* **GIVEN PROBLEM**
Each line that includes the word "this" counts once; give the total and nothing more.
## begin
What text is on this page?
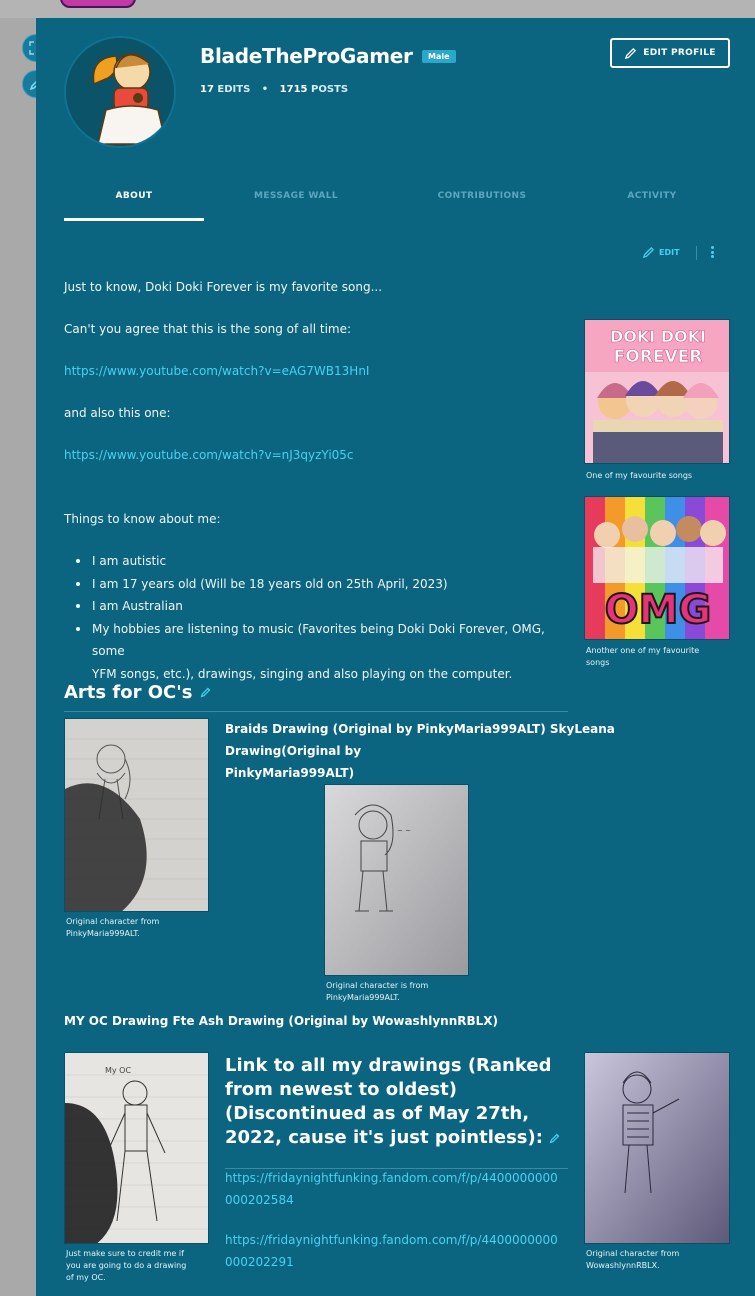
BladeTheProGamer	Male
17 EDITS • 1715 POSTS
EDIT PROFILE
ABOUT	MESSAGE WALL	CONTRIBUTIONS	ACTIVITY
EDIT
Just to know, Doki Doki Forever is my favorite song...
Can't you agree that this is the song of all time:
https://www.youtube.com/watch?v=eAG7WB13HnI
and also this one:
https://www.youtube.com/watch?v=nJ3qyzYi05c
Things to know about me:
I am autistic
I am 17 years old (Will be 18 years old on 25th April, 2023)
I am Australian
My hobbies are listening to music (Favorites being Doki Doki Forever, OMG, some
YFM songs, etc.), drawings, singing and also playing on the computer.
DOKI DOKI
FOREVER
One of my favourite songs
OMG
Another one of my favourite
songs
Arts for OC's
Original character from
PinkyMaria999ALT.
Braids Drawing (Original by PinkyMaria999ALT) SkyLeana Drawing(Original by
PinkyMaria999ALT)
~ ~
Original character is from
PinkyMaria999ALT.
MY OC Drawing Fte Ash Drawing (Original by WowashlynnRBLX)
My OC
Just make sure to credit me if
you are going to do a drawing
of my OC.
Link to all my drawings (Ranked from newest to oldest) (Discontinued as of May 27th, 2022, cause it's just pointless):
https://fridaynightfunking.fandom.com/f/p/4400000000
000202584
https://fridaynightfunking.fandom.com/f/p/4400000000
000202291
Original character from
WowashlynnRBLX.
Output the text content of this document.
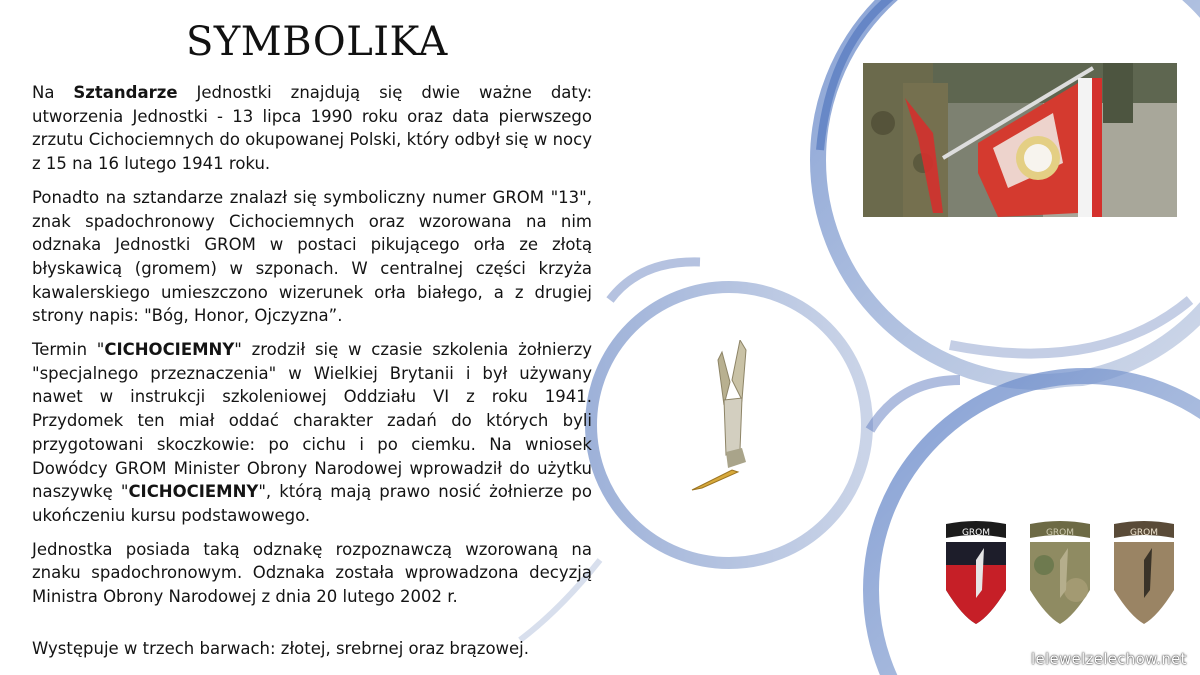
SYMBOLIKA

Na Sztandarze Jednostki znajdują się dwie ważne daty: utworzenia Jednostki - 13 lipca 1990 roku oraz data pierwszego zrzutu Cichociemnych do okupowanej Polski, który odbył się w nocy z 15 na 16 lutego 1941 roku.

Ponadto na sztandarze znalazł się symboliczny numer GROM "13", znak spadochronowy Cichociemnych oraz wzorowana na nim odznaka Jednostki GROM w postaci pikującego orła ze złotą błyskawicą (gromem) w szponach. W centralnej części krzyża kawalerskiego umieszczono wizerunek orła białego, a z drugiej strony napis: "Bóg, Honor, Ojczyzna”.

Termin "CICHOCIEMNY" zrodził się w czasie szkolenia żołnierzy "specjalnego przeznaczenia" w Wielkiej Brytanii i był używany nawet w instrukcji szkoleniowej Oddziału VI z roku 1941. Przydomek ten miał oddać charakter zadań do których byli przygotowani skoczkowie: po cichu i po ciemku. Na wniosek Dowódcy GROM Minister Obrony Narodowej wprowadził do użytku naszywkę "CICHOCIEMNY", którą mają prawo nosić żołnierze po ukończeniu kursu podstawowego.

Jednostka posiada taką odznakę rozpoznawczą wzorowaną na znaku spadochronowym. Odznaka została wprowadzona decyzją Ministra Obrony Narodowej z dnia 20 lutego 2002 r.

Występuje w trzech barwach: złotej, srebrnej oraz brązowej.

GROM	GROM	GROM
lelewelzelechow.net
## end
* **ANSWER IN FULL**
4